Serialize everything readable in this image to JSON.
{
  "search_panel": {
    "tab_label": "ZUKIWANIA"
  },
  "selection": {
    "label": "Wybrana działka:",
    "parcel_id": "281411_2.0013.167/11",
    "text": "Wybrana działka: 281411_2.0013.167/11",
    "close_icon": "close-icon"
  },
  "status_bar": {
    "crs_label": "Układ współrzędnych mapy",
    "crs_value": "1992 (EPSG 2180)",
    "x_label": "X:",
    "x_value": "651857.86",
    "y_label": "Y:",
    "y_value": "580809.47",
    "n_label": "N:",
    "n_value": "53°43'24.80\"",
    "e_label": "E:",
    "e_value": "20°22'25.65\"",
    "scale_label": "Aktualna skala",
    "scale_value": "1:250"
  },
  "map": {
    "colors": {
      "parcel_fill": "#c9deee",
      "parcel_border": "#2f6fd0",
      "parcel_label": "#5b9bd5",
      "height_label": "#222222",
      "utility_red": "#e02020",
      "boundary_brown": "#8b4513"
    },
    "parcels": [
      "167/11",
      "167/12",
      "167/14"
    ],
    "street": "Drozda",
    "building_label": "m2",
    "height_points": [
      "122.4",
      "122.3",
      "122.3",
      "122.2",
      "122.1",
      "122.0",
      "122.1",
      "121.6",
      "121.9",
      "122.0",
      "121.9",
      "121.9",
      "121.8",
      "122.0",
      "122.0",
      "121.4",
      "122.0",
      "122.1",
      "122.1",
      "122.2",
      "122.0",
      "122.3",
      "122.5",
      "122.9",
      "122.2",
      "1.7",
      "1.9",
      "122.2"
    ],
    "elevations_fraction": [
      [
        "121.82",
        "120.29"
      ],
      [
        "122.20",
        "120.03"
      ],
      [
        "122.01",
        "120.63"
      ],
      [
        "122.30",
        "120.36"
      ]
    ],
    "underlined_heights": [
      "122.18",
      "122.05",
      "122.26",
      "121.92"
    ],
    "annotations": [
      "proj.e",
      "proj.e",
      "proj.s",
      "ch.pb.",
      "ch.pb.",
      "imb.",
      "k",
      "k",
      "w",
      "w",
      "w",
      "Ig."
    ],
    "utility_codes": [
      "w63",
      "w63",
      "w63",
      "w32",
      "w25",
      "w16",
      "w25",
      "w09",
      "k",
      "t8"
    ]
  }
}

▸ Written problem:
Reproduce the records in full, exactly as written.

▸ Problem solution:
Serialize everything readable in this image to JSON.
{
  "search_panel": {
    "tab_label": "ZUKIWANIA"
  },
  "selection": {
    "label": "Wybrana działka:",
    "parcel_id": "281411_2.0013.167/11",
    "text": "Wybrana działka: 281411_2.0013.167/11",
    "close_icon": "close-icon"
  },
  "status_bar": {
    "crs_label": "Układ współrzędnych mapy",
    "crs_value": "1992 (EPSG 2180)",
    "x_label": "X:",
    "x_value": "651857.86",
    "y_label": "Y:",
    "y_value": "580809.47",
    "n_label": "N:",
    "n_value": "53°43'24.80\"",
    "e_label": "E:",
    "e_value": "20°22'25.65\"",
    "scale_label": "Aktualna skala",
    "scale_value": "1:250"
  },
  "map": {
    "colors": {
      "parcel_fill": "#c9deee",
      "parcel_border": "#2f6fd0",
      "parcel_label": "#5b9bd5",
      "height_label": "#222222",
      "utility_red": "#e02020",
      "boundary_brown": "#8b4513"
    },
    "parcels": [
      "167/11",
      "167/12",
      "167/14"
    ],
    "street": "Drozda",
    "building_label": "m2",
    "height_points": [
      "122.4",
      "122.3",
      "122.3",
      "122.2",
      "122.1",
      "122.0",
      "122.1",
      "121.6",
      "121.9",
      "122.0",
      "121.9",
      "121.9",
      "121.8",
      "122.0",
      "122.0",
      "121.4",
      "122.0",
      "122.1",
      "122.1",
      "122.2",
      "122.0",
      "122.3",
      "122.5",
      "122.9",
      "122.2",
      "1.7",
      "1.9",
      "122.2"
    ],
    "elevations_fraction": [
      [
        "121.82",
        "120.29"
      ],
      [
        "122.20",
        "120.03"
      ],
      [
        "122.01",
        "120.63"
      ],
      [
        "122.30",
        "120.36"
      ]
    ],
    "underlined_heights": [
      "122.18",
      "122.05",
      "122.26",
      "121.92"
    ],
    "annotations": [
      "proj.e",
      "proj.e",
      "proj.s",
      "ch.pb.",
      "ch.pb.",
      "imb.",
      "k",
      "k",
      "w",
      "w",
      "w",
      "Ig."
    ],
    "utility_codes": [
      "w63",
      "w63",
      "w63",
      "w32",
      "w25",
      "w16",
      "w25",
      "w09",
      "k",
      "t8"
    ]
  }
}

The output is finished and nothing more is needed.